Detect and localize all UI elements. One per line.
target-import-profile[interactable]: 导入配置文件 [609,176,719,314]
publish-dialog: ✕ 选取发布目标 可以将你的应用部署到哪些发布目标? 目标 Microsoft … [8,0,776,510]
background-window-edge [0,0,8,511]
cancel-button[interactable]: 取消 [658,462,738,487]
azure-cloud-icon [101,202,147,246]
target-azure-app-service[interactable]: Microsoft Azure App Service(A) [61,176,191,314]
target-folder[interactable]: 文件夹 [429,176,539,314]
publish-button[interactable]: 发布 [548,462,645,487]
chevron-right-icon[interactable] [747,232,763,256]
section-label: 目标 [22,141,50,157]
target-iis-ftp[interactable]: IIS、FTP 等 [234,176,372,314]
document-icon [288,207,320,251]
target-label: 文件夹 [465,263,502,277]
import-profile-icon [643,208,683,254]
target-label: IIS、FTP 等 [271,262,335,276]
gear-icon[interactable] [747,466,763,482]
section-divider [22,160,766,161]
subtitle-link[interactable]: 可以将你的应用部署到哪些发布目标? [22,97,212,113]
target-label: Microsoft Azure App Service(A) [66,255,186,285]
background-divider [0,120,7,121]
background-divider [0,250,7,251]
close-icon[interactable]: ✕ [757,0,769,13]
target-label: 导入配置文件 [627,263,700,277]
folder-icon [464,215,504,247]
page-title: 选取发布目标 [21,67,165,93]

● ● ● ●

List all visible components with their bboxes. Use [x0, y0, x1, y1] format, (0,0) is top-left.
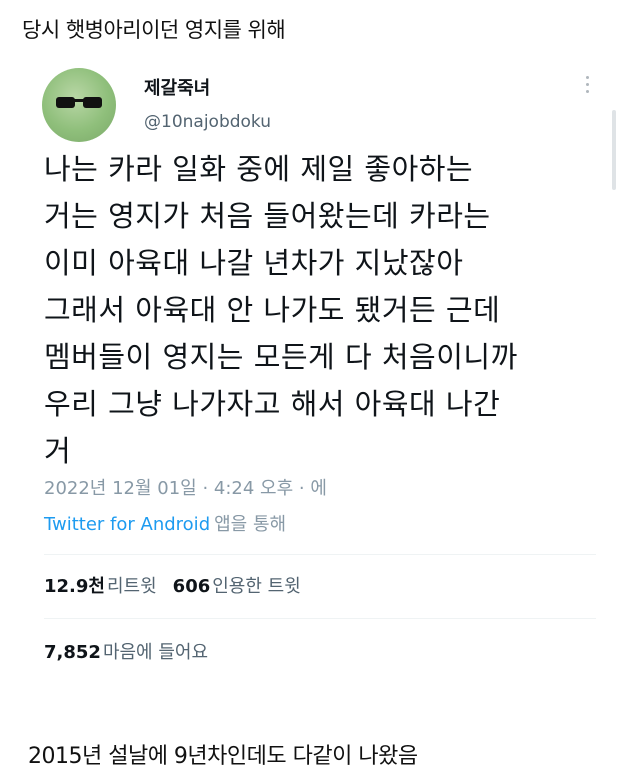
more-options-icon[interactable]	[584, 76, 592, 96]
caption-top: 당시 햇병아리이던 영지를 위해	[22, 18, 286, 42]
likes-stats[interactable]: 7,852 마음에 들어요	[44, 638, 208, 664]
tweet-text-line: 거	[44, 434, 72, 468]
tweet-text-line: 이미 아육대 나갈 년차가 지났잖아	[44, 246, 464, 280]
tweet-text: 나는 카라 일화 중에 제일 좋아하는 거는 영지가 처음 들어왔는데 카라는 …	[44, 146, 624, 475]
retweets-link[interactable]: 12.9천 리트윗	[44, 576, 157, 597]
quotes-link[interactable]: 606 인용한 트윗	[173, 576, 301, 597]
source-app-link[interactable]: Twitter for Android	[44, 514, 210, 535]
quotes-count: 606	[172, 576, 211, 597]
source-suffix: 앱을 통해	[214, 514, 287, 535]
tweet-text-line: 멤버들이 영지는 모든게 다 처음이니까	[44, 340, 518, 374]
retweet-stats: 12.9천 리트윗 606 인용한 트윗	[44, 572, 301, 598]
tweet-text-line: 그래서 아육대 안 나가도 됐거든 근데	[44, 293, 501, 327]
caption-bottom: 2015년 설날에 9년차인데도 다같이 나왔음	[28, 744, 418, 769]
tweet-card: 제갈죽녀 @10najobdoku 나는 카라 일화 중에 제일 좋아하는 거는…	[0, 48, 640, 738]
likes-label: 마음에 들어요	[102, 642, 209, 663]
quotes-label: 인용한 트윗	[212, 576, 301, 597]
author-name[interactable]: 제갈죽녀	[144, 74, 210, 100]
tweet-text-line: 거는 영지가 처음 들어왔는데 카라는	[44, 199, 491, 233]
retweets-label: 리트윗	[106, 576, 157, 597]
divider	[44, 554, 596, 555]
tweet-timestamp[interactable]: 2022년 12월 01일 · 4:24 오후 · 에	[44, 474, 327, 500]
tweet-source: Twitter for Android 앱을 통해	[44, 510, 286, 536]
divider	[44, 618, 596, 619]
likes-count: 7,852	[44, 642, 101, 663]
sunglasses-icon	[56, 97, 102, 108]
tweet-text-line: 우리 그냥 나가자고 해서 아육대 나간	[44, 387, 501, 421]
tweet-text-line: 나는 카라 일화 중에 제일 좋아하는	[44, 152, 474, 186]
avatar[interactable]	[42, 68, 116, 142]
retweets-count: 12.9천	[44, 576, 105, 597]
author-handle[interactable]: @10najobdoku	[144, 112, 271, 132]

● ● ● ●

Task details:
Render the data from the line that contains "Detect and localize" up to and including the line that contains "folder-icon [464,215,504,247]" as a JSON list of strings, one string per line, with blank lines omitted.

Reply:
[
  "Detect and localize all UI elements. One per line.",
  "target-import-profile[interactable]: 导入配置文件 [609,176,719,314]",
  "publish-dialog: ✕ 选取发布目标 可以将你的应用部署到哪些发布目标? 目标 Microsoft … [8,0,776,510]",
  "background-window-edge [0,0,8,511]",
  "cancel-button[interactable]: 取消 [658,462,738,487]",
  "azure-cloud-icon [101,202,147,246]",
  "target-azure-app-service[interactable]: Microsoft Azure App Service(A) [61,176,191,314]",
  "target-folder[interactable]: 文件夹 [429,176,539,314]",
  "publish-button[interactable]: 发布 [548,462,645,487]",
  "chevron-right-icon[interactable] [747,232,763,256]",
  "section-label: 目标 [22,141,50,157]",
  "target-iis-ftp[interactable]: IIS、FTP 等 [234,176,372,314]",
  "document-icon [288,207,320,251]",
  "target-label: 文件夹 [465,263,502,277]",
  "import-profile-icon [643,208,683,254]",
  "target-label: IIS、FTP 等 [271,262,335,276]",
  "gear-icon[interactable] [747,466,763,482]",
  "section-divider [22,160,766,161]",
  "subtitle-link[interactable]: 可以将你的应用部署到哪些发布目标? [22,97,212,113]",
  "target-label: Microsoft Azure App Service(A) [66,255,186,285]",
  "background-divider [0,120,7,121]",
  "background-divider [0,250,7,251]",
  "close-icon[interactable]: ✕ [757,0,769,13]",
  "target-label: 导入配置文件 [627,263,700,277]",
  "folder-icon [464,215,504,247]"
]